--- DATA ---

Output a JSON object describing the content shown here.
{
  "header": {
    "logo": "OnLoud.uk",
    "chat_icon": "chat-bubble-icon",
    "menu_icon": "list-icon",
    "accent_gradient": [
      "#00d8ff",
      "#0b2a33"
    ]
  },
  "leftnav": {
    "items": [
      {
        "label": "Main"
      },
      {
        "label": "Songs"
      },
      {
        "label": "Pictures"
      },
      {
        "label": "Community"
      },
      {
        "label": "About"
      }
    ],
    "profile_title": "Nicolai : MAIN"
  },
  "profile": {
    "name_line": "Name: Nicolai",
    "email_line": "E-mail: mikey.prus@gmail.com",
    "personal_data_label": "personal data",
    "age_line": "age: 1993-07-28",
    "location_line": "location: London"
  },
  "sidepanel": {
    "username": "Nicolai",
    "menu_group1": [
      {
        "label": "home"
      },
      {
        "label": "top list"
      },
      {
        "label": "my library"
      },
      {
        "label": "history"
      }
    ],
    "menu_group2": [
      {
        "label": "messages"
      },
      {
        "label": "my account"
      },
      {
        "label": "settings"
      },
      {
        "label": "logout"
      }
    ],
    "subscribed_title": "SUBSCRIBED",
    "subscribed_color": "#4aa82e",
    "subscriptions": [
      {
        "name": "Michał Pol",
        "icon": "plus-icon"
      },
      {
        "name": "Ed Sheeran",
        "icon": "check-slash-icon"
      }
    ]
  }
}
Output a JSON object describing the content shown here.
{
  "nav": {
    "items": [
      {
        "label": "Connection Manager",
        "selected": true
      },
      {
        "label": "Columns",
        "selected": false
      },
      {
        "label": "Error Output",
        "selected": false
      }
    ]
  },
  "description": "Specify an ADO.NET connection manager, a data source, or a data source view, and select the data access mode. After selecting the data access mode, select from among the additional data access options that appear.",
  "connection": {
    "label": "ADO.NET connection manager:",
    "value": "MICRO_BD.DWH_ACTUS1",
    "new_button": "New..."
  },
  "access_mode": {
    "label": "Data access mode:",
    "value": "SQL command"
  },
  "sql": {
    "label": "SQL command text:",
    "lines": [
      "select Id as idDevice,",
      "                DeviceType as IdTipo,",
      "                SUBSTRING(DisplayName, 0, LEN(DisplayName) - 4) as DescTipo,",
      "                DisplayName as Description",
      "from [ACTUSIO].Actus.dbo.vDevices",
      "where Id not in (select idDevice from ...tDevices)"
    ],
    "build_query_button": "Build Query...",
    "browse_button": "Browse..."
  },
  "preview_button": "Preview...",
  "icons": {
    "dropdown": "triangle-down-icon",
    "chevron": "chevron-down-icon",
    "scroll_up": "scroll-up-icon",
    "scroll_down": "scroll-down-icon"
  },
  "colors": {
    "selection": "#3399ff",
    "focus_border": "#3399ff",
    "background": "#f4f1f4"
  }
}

---

> [WHAT THE TASK ASKS]:
Reproduce each record exactly, leaving nothing out.

> [PROBLEM SOLUTION]:
Output a JSON object describing the content shown here.
{
  "header": {
    "logo": "OnLoud.uk",
    "chat_icon": "chat-bubble-icon",
    "menu_icon": "list-icon",
    "accent_gradient": [
      "#00d8ff",
      "#0b2a33"
    ]
  },
  "leftnav": {
    "items": [
      {
        "label": "Main"
      },
      {
        "label": "Songs"
      },
      {
        "label": "Pictures"
      },
      {
        "label": "Community"
      },
      {
        "label": "About"
      }
    ],
    "profile_title": "Nicolai : MAIN"
  },
  "profile": {
    "name_line": "Name: Nicolai",
    "email_line": "E-mail: mikey.prus@gmail.com",
    "personal_data_label": "personal data",
    "age_line": "age: 1993-07-28",
    "location_line": "location: London"
  },
  "sidepanel": {
    "username": "Nicolai",
    "menu_group1": [
      {
        "label": "home"
      },
      {
        "label": "top list"
      },
      {
        "label": "my library"
      },
      {
        "label": "history"
      }
    ],
    "menu_group2": [
      {
        "label": "messages"
      },
      {
        "label": "my account"
      },
      {
        "label": "settings"
      },
      {
        "label": "logout"
      }
    ],
    "subscribed_title": "SUBSCRIBED",
    "subscribed_color": "#4aa82e",
    "subscriptions": [
      {
        "name": "Michał Pol",
        "icon": "plus-icon"
      },
      {
        "name": "Ed Sheeran",
        "icon": "check-slash-icon"
      }
    ]
  }
}
Output a JSON object describing the content shown here.
{
  "nav": {
    "items": [
      {
        "label": "Connection Manager",
        "selected": true
      },
      {
        "label": "Columns",
        "selected": false
      },
      {
        "label": "Error Output",
        "selected": false
      }
    ]
  },
  "description": "Specify an ADO.NET connection manager, a data source, or a data source view, and select the data access mode. After selecting the data access mode, select from among the additional data access options that appear.",
  "connection": {
    "label": "ADO.NET connection manager:",
    "value": "MICRO_BD.DWH_ACTUS1",
    "new_button": "New..."
  },
  "access_mode": {
    "label": "Data access mode:",
    "value": "SQL command"
  },
  "sql": {
    "label": "SQL command text:",
    "lines": [
      "select Id as idDevice,",
      "                DeviceType as IdTipo,",
      "                SUBSTRING(DisplayName, 0, LEN(DisplayName) - 4) as DescTipo,",
      "                DisplayName as Description",
      "from [ACTUSIO].Actus.dbo.vDevices",
      "where Id not in (select idDevice from ...tDevices)"
    ],
    "build_query_button": "Build Query...",
    "browse_button": "Browse..."
  },
  "preview_button": "Preview...",
  "icons": {
    "dropdown": "triangle-down-icon",
    "chevron": "chevron-down-icon",
    "scroll_up": "scroll-up-icon",
    "scroll_down": "scroll-down-icon"
  },
  "colors": {
    "selection": "#3399ff",
    "focus_border": "#3399ff",
    "background": "#f4f1f4"
  }
}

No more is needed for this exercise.